**Work to complete:**
Extract every line below, verbatim.
Start Items
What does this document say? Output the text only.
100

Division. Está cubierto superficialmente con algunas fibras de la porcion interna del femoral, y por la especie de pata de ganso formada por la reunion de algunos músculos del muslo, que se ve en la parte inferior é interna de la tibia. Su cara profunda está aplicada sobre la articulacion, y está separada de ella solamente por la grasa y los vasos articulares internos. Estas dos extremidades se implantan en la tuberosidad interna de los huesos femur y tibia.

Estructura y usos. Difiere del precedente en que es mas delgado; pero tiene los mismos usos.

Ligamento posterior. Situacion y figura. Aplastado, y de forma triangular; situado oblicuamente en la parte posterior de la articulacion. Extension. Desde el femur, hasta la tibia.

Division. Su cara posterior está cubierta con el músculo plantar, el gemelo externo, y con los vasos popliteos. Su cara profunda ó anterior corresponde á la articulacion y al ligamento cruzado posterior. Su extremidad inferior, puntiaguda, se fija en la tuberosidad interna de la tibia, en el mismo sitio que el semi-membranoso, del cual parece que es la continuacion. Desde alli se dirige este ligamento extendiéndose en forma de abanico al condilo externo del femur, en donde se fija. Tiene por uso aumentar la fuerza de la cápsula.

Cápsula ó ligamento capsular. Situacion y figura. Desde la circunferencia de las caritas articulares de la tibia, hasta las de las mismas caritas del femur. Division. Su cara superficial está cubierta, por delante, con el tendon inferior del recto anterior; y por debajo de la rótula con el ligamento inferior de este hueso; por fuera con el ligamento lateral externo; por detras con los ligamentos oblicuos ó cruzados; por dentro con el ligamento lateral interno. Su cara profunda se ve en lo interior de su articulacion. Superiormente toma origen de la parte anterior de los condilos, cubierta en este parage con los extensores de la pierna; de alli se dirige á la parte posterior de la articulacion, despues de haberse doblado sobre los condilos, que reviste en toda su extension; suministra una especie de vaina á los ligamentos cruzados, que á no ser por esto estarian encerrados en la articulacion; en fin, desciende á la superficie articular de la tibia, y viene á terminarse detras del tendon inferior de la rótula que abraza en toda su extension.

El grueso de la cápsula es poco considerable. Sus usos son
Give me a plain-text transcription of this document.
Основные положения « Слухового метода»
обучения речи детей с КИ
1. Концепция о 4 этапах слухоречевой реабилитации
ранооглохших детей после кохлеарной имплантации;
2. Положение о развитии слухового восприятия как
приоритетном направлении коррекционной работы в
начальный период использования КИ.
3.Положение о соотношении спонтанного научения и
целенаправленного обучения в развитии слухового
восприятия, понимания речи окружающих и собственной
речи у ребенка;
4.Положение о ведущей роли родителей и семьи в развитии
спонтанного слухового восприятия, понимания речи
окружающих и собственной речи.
End Items
**Task output:**
What does this document say? Output the text only.
100

Division. Está cubierto superficialmente con algunas fibras de la porcion interna del femoral, y por la especie de pata de ganso formada por la reunion de algunos músculos del muslo, que se ve en la parte inferior é interna de la tibia. Su cara profunda está aplicada sobre la articulacion, y está separada de ella solamente por la grasa y los vasos articulares internos. Estas dos extremidades se implantan en la tuberosidad interna de los huesos femur y tibia.

Estructura y usos. Difiere del precedente en que es mas delgado; pero tiene los mismos usos.

Ligamento posterior. Situacion y figura. Aplastado, y de forma triangular; situado oblicuamente en la parte posterior de la articulacion. Extension. Desde el femur, hasta la tibia.

Division. Su cara posterior está cubierta con el músculo plantar, el gemelo externo, y con los vasos popliteos. Su cara profunda ó anterior corresponde á la articulacion y al ligamento cruzado posterior. Su extremidad inferior, puntiaguda, se fija en la tuberosidad interna de la tibia, en el mismo sitio que el semi-membranoso, del cual parece que es la continuacion. Desde alli se dirige este ligamento extendiéndose en forma de abanico al condilo externo del femur, en donde se fija. Tiene por uso aumentar la fuerza de la cápsula.

Cápsula ó ligamento capsular. Situacion y figura. Desde la circunferencia de las caritas articulares de la tibia, hasta las de las mismas caritas del femur. Division. Su cara superficial está cubierta, por delante, con el tendon inferior del recto anterior; y por debajo de la rótula con el ligamento inferior de este hueso; por fuera con el ligamento lateral externo; por detras con los ligamentos oblicuos ó cruzados; por dentro con el ligamento lateral interno. Su cara profunda se ve en lo interior de su articulacion. Superiormente toma origen de la parte anterior de los condilos, cubierta en este parage con los extensores de la pierna; de alli se dirige á la parte posterior de la articulacion, despues de haberse doblado sobre los condilos, que reviste en toda su extension; suministra una especie de vaina á los ligamentos cruzados, que á no ser por esto estarian encerrados en la articulacion; en fin, desciende á la superficie articular de la tibia, y viene á terminarse detras del tendon inferior de la rótula que abraza en toda su extension.

El grueso de la cápsula es poco considerable. Sus usos son
Give me a plain-text transcription of this document.
Основные положения « Слухового метода»
обучения речи детей с КИ
1. Концепция о 4 этапах слухоречевой реабилитации
ранооглохших детей после кохлеарной имплантации;
2. Положение о развитии слухового восприятия как
приоритетном направлении коррекционной работы в
начальный период использования КИ.
3.Положение о соотношении спонтанного научения и
целенаправленного обучения в развитии слухового
восприятия, понимания речи окружающих и собственной
речи у ребенка;
4.Положение о ведущей роли родителей и семьи в развитии
спонтанного слухового восприятия, понимания речи
окружающих и собственной речи.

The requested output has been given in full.